● **YOUR GOAL**
Restate the entire listing word for word.

● **DATA LISTING**
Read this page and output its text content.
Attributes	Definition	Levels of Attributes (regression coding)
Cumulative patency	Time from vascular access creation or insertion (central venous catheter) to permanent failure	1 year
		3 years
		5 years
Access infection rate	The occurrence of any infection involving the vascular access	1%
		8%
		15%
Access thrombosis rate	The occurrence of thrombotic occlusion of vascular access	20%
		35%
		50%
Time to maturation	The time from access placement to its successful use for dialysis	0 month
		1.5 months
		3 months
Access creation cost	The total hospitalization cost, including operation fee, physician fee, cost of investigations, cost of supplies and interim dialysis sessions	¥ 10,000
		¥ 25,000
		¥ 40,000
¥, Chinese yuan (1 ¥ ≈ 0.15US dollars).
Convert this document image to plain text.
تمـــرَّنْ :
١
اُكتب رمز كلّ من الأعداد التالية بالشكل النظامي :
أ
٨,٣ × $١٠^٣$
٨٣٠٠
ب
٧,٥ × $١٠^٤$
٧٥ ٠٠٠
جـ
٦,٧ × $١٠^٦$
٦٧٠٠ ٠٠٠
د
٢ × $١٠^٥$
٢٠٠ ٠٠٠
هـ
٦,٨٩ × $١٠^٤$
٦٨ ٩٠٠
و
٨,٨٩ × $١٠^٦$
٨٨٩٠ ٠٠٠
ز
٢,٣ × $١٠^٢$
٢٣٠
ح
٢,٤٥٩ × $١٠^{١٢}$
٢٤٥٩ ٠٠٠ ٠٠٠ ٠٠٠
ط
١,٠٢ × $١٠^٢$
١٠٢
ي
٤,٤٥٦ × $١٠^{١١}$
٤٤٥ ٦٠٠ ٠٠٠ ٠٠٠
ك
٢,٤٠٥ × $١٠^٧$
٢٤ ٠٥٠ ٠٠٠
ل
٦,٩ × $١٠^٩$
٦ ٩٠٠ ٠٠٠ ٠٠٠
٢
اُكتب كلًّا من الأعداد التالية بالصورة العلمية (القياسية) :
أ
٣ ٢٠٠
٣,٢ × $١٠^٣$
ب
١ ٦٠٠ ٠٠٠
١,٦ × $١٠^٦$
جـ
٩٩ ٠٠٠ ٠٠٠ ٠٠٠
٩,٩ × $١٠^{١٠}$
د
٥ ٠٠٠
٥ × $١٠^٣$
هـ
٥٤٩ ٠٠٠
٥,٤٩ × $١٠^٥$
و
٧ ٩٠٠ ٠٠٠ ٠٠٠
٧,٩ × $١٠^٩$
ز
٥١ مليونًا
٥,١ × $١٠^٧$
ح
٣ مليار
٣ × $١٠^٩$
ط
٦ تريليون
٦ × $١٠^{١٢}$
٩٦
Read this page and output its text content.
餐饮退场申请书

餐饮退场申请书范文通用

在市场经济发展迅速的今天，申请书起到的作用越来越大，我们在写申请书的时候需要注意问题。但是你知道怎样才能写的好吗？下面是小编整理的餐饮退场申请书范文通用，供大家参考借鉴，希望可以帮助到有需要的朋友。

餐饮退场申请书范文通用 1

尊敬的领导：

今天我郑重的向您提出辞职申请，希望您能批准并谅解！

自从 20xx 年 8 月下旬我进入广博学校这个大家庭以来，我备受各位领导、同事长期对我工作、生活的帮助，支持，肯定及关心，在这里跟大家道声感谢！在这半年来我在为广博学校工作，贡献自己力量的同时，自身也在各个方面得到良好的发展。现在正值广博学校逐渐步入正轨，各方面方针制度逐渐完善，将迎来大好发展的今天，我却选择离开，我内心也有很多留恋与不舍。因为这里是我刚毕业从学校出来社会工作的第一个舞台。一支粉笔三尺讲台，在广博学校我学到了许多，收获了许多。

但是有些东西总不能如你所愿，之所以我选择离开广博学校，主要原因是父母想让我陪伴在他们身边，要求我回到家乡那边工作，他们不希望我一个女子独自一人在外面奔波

● **SOLVED PROBLEM**
Read this page and output its text content.
Attributes	Definition	Levels of Attributes (regression coding)
Cumulative patency	Time from vascular access creation or insertion (central venous catheter) to permanent failure	1 year
		3 years
		5 years
Access infection rate	The occurrence of any infection involving the vascular access	1%
		8%
		15%
Access thrombosis rate	The occurrence of thrombotic occlusion of vascular access	20%
		35%
		50%
Time to maturation	The time from access placement to its successful use for dialysis	0 month
		1.5 months
		3 months
Access creation cost	The total hospitalization cost, including operation fee, physician fee, cost of investigations, cost of supplies and interim dialysis sessions	¥ 10,000
		¥ 25,000
		¥ 40,000
¥, Chinese yuan (1 ¥ ≈ 0.15US dollars).
Convert this document image to plain text.
تمـــرَّنْ :
١
اُكتب رمز كلّ من الأعداد التالية بالشكل النظامي :
أ
٨,٣ × $١٠^٣$
٨٣٠٠
ب
٧,٥ × $١٠^٤$
٧٥ ٠٠٠
جـ
٦,٧ × $١٠^٦$
٦٧٠٠ ٠٠٠
د
٢ × $١٠^٥$
٢٠٠ ٠٠٠
هـ
٦,٨٩ × $١٠^٤$
٦٨ ٩٠٠
و
٨,٨٩ × $١٠^٦$
٨٨٩٠ ٠٠٠
ز
٢,٣ × $١٠^٢$
٢٣٠
ح
٢,٤٥٩ × $١٠^{١٢}$
٢٤٥٩ ٠٠٠ ٠٠٠ ٠٠٠
ط
١,٠٢ × $١٠^٢$
١٠٢
ي
٤,٤٥٦ × $١٠^{١١}$
٤٤٥ ٦٠٠ ٠٠٠ ٠٠٠
ك
٢,٤٠٥ × $١٠^٧$
٢٤ ٠٥٠ ٠٠٠
ل
٦,٩ × $١٠^٩$
٦ ٩٠٠ ٠٠٠ ٠٠٠
٢
اُكتب كلًّا من الأعداد التالية بالصورة العلمية (القياسية) :
أ
٣ ٢٠٠
٣,٢ × $١٠^٣$
ب
١ ٦٠٠ ٠٠٠
١,٦ × $١٠^٦$
جـ
٩٩ ٠٠٠ ٠٠٠ ٠٠٠
٩,٩ × $١٠^{١٠}$
د
٥ ٠٠٠
٥ × $١٠^٣$
هـ
٥٤٩ ٠٠٠
٥,٤٩ × $١٠^٥$
و
٧ ٩٠٠ ٠٠٠ ٠٠٠
٧,٩ × $١٠^٩$
ز
٥١ مليونًا
٥,١ × $١٠^٧$
ح
٣ مليار
٣ × $١٠^٩$
ط
٦ تريليون
٦ × $١٠^{١٢}$
٩٦
Read this page and output its text content.
餐饮退场申请书

餐饮退场申请书范文通用

在市场经济发展迅速的今天，申请书起到的作用越来越大，我们在写申请书的时候需要注意问题。但是你知道怎样才能写的好吗？下面是小编整理的餐饮退场申请书范文通用，供大家参考借鉴，希望可以帮助到有需要的朋友。

餐饮退场申请书范文通用 1

尊敬的领导：

今天我郑重的向您提出辞职申请，希望您能批准并谅解！

自从 20xx 年 8 月下旬我进入广博学校这个大家庭以来，我备受各位领导、同事长期对我工作、生活的帮助，支持，肯定及关心，在这里跟大家道声感谢！在这半年来我在为广博学校工作，贡献自己力量的同时，自身也在各个方面得到良好的发展。现在正值广博学校逐渐步入正轨，各方面方针制度逐渐完善，将迎来大好发展的今天，我却选择离开，我内心也有很多留恋与不舍。因为这里是我刚毕业从学校出来社会工作的第一个舞台。一支粉笔三尺讲台，在广博学校我学到了许多，收获了许多。

但是有些东西总不能如你所愿，之所以我选择离开广博学校，主要原因是父母想让我陪伴在他们身边，要求我回到家乡那边工作，他们不希望我一个女子独自一人在外面奔波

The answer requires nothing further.